Stored records

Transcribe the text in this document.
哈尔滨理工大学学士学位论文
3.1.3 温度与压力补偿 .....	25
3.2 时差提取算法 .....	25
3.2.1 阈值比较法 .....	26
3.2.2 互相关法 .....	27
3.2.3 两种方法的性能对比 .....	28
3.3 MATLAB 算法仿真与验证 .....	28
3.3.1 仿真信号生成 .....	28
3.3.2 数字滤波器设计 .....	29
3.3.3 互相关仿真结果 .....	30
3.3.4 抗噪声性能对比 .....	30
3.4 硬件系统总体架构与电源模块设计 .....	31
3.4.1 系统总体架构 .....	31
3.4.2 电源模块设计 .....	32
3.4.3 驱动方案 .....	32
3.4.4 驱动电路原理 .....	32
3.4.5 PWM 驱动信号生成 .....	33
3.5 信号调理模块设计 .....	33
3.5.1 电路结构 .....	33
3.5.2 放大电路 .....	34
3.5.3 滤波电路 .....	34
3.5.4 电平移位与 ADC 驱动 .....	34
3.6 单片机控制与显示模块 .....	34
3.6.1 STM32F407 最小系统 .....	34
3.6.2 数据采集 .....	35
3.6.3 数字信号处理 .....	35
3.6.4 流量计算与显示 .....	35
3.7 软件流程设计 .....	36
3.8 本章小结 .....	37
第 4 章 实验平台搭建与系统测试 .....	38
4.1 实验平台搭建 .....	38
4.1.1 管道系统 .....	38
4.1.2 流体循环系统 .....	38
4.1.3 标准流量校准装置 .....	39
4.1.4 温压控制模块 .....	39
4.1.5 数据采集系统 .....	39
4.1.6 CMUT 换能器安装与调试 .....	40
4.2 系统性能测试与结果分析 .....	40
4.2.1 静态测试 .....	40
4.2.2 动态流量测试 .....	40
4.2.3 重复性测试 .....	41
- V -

→ **THE EXERCISE**:
Your task is to give the records above again, exactly.

→ **SOLUTION**:
Transcribe the text in this document.
哈尔滨理工大学学士学位论文
3.1.3 温度与压力补偿 .....	25
3.2 时差提取算法 .....	25
3.2.1 阈值比较法 .....	26
3.2.2 互相关法 .....	27
3.2.3 两种方法的性能对比 .....	28
3.3 MATLAB 算法仿真与验证 .....	28
3.3.1 仿真信号生成 .....	28
3.3.2 数字滤波器设计 .....	29
3.3.3 互相关仿真结果 .....	30
3.3.4 抗噪声性能对比 .....	30
3.4 硬件系统总体架构与电源模块设计 .....	31
3.4.1 系统总体架构 .....	31
3.4.2 电源模块设计 .....	32
3.4.3 驱动方案 .....	32
3.4.4 驱动电路原理 .....	32
3.4.5 PWM 驱动信号生成 .....	33
3.5 信号调理模块设计 .....	33
3.5.1 电路结构 .....	33
3.5.2 放大电路 .....	34
3.5.3 滤波电路 .....	34
3.5.4 电平移位与 ADC 驱动 .....	34
3.6 单片机控制与显示模块 .....	34
3.6.1 STM32F407 最小系统 .....	34
3.6.2 数据采集 .....	35
3.6.3 数字信号处理 .....	35
3.6.4 流量计算与显示 .....	35
3.7 软件流程设计 .....	36
3.8 本章小结 .....	37
第 4 章 实验平台搭建与系统测试 .....	38
4.1 实验平台搭建 .....	38
4.1.1 管道系统 .....	38
4.1.2 流体循环系统 .....	38
4.1.3 标准流量校准装置 .....	39
4.1.4 温压控制模块 .....	39
4.1.5 数据采集系统 .....	39
4.1.6 CMUT 换能器安装与调试 .....	40
4.2 系统性能测试与结果分析 .....	40
4.2.1 静态测试 .....	40
4.2.2 动态流量测试 .....	40
4.2.3 重复性测试 .....	41
- V -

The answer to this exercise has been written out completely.